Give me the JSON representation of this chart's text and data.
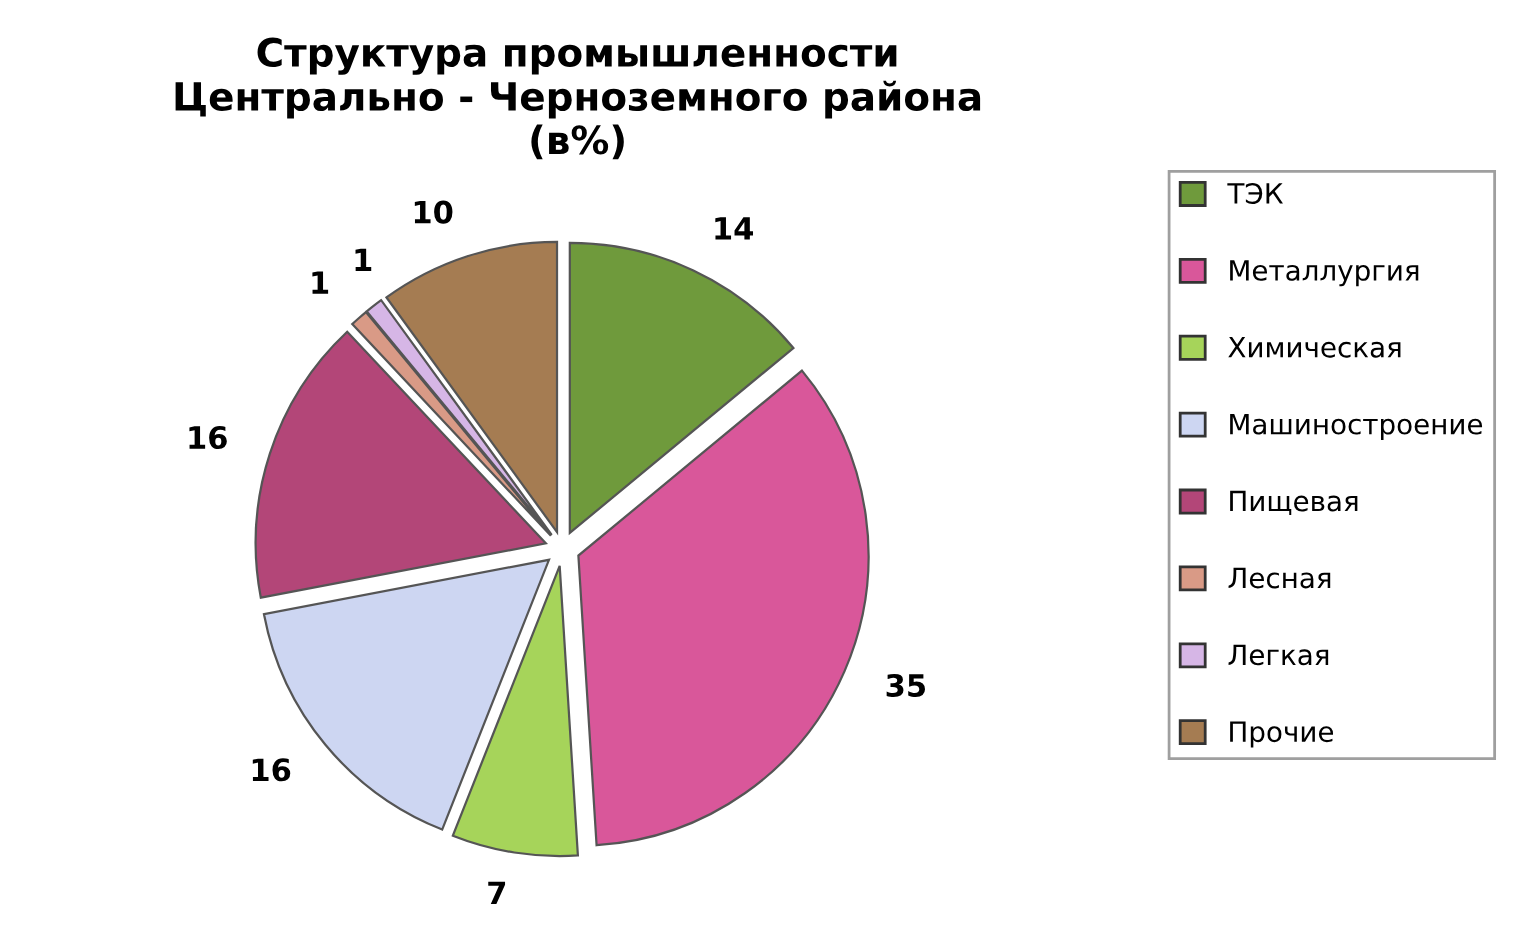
{
  "chart_data": {
    "type": "pie",
    "title": "Структура промышленности\nЦентрально - Черноземного района\n(в%)",
    "categories": [
      "ТЭК",
      "Металлургия",
      "Химическая",
      "Машиностроение",
      "Пищевая",
      "Лесная",
      "Легкая",
      "Прочие"
    ],
    "values": [
      14,
      35,
      7,
      16,
      16,
      1,
      1,
      10
    ],
    "colors": [
      "#6f9a3c",
      "#d9579a",
      "#a6d45a",
      "#cdd6f2",
      "#b34678",
      "#d99a86",
      "#d6b6e6",
      "#a57c52"
    ],
    "data_labels": true,
    "legend": "right"
  }
}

========

▸ **JOB**
Copy every record above exactly, leaving out the pictures.

▸ **OUTPUT FOR THIS TASK**
Give me the JSON representation of this chart's text and data.
{
  "chart_data": {
    "type": "pie",
    "title": "Структура промышленности\nЦентрально - Черноземного района\n(в%)",
    "categories": [
      "ТЭК",
      "Металлургия",
      "Химическая",
      "Машиностроение",
      "Пищевая",
      "Лесная",
      "Легкая",
      "Прочие"
    ],
    "values": [
      14,
      35,
      7,
      16,
      16,
      1,
      1,
      10
    ],
    "colors": [
      "#6f9a3c",
      "#d9579a",
      "#a6d45a",
      "#cdd6f2",
      "#b34678",
      "#d99a86",
      "#d6b6e6",
      "#a57c52"
    ],
    "data_labels": true,
    "legend": "right"
  }
}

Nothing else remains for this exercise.